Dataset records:
--- start ---
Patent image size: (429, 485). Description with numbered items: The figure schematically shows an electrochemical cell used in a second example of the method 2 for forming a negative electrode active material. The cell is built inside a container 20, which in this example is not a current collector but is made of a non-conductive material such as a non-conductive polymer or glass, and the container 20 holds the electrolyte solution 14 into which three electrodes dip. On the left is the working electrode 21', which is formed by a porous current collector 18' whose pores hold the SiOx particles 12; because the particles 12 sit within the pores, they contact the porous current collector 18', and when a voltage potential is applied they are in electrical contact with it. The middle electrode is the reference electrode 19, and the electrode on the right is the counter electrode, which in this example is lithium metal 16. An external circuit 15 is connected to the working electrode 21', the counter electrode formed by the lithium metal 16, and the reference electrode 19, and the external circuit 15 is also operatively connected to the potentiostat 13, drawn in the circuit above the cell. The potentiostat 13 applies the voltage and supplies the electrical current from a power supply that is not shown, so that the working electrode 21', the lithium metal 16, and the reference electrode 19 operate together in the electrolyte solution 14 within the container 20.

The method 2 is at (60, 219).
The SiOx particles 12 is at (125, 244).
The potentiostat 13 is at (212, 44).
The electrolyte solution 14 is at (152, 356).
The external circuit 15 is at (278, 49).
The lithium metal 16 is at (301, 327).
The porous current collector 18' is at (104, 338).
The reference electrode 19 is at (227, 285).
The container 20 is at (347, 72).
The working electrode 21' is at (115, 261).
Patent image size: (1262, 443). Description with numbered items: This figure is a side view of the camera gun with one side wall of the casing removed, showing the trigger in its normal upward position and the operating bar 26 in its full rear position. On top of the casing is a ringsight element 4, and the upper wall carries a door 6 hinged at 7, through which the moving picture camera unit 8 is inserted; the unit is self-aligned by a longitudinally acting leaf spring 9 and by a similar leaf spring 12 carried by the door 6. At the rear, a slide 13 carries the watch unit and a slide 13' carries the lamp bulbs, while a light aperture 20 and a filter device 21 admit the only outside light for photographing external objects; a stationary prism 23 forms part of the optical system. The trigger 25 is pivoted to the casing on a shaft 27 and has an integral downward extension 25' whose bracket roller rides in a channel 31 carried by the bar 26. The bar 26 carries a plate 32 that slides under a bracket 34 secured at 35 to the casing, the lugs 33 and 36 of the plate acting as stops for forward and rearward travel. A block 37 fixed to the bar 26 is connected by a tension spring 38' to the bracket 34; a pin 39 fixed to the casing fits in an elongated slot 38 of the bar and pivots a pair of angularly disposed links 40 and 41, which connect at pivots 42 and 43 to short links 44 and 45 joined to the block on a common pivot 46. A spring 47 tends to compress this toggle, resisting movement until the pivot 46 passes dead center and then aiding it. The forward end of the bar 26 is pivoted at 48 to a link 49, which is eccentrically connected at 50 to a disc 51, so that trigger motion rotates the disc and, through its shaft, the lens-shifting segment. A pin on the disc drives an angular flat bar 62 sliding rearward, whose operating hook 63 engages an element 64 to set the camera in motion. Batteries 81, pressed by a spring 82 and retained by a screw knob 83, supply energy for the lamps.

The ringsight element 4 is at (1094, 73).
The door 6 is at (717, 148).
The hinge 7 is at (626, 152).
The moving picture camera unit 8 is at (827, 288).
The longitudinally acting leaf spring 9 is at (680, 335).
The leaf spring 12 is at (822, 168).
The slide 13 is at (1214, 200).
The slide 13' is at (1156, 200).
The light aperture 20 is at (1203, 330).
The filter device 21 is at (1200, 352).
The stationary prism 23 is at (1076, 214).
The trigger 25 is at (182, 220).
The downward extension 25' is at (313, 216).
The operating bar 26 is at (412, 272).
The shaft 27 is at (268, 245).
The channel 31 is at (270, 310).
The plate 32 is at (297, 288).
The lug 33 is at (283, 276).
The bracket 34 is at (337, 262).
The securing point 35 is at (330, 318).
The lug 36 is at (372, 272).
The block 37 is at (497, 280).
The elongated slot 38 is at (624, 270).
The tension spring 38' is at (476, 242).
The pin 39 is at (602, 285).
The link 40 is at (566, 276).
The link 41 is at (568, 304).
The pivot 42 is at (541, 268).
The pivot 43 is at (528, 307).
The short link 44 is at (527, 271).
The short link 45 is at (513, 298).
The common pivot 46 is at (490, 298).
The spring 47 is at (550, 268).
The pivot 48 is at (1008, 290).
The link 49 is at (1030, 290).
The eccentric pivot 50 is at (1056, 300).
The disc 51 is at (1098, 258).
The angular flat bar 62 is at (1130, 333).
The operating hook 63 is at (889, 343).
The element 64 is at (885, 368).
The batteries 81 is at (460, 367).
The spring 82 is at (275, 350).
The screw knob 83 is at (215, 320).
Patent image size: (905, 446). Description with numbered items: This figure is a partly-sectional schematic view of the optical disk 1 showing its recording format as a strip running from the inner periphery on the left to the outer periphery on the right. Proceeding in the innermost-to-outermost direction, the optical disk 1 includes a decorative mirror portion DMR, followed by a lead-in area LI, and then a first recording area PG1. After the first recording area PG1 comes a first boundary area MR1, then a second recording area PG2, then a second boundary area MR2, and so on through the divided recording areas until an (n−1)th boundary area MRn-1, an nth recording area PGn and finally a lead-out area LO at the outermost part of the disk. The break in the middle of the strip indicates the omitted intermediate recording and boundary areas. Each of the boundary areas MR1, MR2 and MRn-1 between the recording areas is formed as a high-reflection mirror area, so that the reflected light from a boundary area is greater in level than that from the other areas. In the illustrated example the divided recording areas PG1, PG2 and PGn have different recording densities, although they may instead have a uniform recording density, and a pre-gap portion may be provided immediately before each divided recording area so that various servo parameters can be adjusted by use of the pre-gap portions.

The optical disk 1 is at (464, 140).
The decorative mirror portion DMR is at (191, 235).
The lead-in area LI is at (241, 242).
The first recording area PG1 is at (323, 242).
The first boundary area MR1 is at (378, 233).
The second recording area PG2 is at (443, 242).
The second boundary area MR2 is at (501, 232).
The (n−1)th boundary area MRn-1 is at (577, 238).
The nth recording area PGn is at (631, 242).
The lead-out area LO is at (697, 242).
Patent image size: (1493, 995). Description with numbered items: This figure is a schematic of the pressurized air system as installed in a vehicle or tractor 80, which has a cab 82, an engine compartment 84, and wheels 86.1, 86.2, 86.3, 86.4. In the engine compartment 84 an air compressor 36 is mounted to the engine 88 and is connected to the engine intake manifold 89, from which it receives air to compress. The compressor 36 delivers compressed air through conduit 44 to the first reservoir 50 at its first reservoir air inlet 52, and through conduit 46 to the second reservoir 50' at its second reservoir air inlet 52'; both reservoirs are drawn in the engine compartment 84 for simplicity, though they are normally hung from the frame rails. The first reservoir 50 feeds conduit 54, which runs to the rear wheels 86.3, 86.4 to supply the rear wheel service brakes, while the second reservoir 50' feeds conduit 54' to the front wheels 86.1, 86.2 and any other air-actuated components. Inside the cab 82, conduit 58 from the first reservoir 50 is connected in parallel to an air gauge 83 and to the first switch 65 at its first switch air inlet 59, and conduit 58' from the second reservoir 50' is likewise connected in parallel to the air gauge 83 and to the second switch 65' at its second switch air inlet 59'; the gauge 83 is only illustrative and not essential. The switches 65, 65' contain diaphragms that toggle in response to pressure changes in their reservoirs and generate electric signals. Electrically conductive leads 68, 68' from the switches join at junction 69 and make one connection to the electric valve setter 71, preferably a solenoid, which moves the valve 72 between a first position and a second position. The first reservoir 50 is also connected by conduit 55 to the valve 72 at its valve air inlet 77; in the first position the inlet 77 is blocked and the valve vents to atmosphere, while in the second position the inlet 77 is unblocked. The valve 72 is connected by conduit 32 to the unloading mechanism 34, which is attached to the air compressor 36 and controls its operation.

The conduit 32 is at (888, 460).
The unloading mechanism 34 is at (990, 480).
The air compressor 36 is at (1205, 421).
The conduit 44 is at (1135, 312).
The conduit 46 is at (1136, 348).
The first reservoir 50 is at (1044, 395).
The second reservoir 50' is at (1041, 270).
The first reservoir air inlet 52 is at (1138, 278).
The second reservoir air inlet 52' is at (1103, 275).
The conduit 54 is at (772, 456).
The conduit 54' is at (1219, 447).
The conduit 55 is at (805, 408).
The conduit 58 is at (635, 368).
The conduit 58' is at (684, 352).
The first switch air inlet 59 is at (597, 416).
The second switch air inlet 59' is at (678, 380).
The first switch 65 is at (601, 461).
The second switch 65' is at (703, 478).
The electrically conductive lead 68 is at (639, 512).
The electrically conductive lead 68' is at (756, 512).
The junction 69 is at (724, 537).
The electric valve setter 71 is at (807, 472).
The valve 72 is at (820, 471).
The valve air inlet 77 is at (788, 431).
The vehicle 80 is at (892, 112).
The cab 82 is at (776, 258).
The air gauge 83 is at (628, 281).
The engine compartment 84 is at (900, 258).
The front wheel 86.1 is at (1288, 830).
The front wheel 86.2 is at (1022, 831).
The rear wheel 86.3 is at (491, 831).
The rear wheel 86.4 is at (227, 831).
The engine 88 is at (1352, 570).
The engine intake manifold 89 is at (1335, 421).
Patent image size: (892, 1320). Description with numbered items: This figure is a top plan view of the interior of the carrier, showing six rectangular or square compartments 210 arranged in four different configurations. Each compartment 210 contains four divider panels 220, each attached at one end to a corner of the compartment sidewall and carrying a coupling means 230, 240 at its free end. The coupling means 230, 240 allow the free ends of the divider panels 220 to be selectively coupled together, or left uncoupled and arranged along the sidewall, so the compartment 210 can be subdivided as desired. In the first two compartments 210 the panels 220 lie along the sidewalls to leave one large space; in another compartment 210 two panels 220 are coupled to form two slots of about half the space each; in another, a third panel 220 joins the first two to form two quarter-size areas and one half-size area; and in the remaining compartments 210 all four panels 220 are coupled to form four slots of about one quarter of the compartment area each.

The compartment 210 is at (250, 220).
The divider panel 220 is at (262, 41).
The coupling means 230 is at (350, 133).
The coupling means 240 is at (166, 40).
--- end ---
_What the task requires:_ Repeat word for word the data from the line with "Patent image size: (1262, 443)." up to and including the line with "The hinge 7 is at (626, 152).".

_Written answer:_
Patent image size: (1262, 443). Description with numbered items: This figure is a side view of the camera gun with one side wall of the casing removed, showing the trigger in its normal upward position and the operating bar 26 in its full rear position. On top of the casing is a ringsight element 4, and the upper wall carries a door 6 hinged at 7, through which the moving picture camera unit 8 is inserted; the unit is self-aligned by a longitudinally acting leaf spring 9 and by a similar leaf spring 12 carried by the door 6. At the rear, a slide 13 carries the watch unit and a slide 13' carries the lamp bulbs, while a light aperture 20 and a filter device 21 admit the only outside light for photographing external objects; a stationary prism 23 forms part of the optical system. The trigger 25 is pivoted to the casing on a shaft 27 and has an integral downward extension 25' whose bracket roller rides in a channel 31 carried by the bar 26. The bar 26 carries a plate 32 that slides under a bracket 34 secured at 35 to the casing, the lugs 33 and 36 of the plate acting as stops for forward and rearward travel. A block 37 fixed to the bar 26 is connected by a tension spring 38' to the bracket 34; a pin 39 fixed to the casing fits in an elongated slot 38 of the bar and pivots a pair of angularly disposed links 40 and 41, which connect at pivots 42 and 43 to short links 44 and 45 joined to the block on a common pivot 46. A spring 47 tends to compress this toggle, resisting movement until the pivot 46 passes dead center and then aiding it. The forward end of the bar 26 is pivoted at 48 to a link 49, which is eccentrically connected at 50 to a disc 51, so that trigger motion rotates the disc and, through its shaft, the lens-shifting segment. A pin on the disc drives an angular flat bar 62 sliding rearward, whose operating hook 63 engages an element 64 to set the camera in motion. Batteries 81, pressed by a spring 82 and retained by a screw knob 83, supply energy for the lamps.

The ringsight element 4 is at (1094, 73).
The door 6 is at (717, 148).
The hinge 7 is at (626, 152).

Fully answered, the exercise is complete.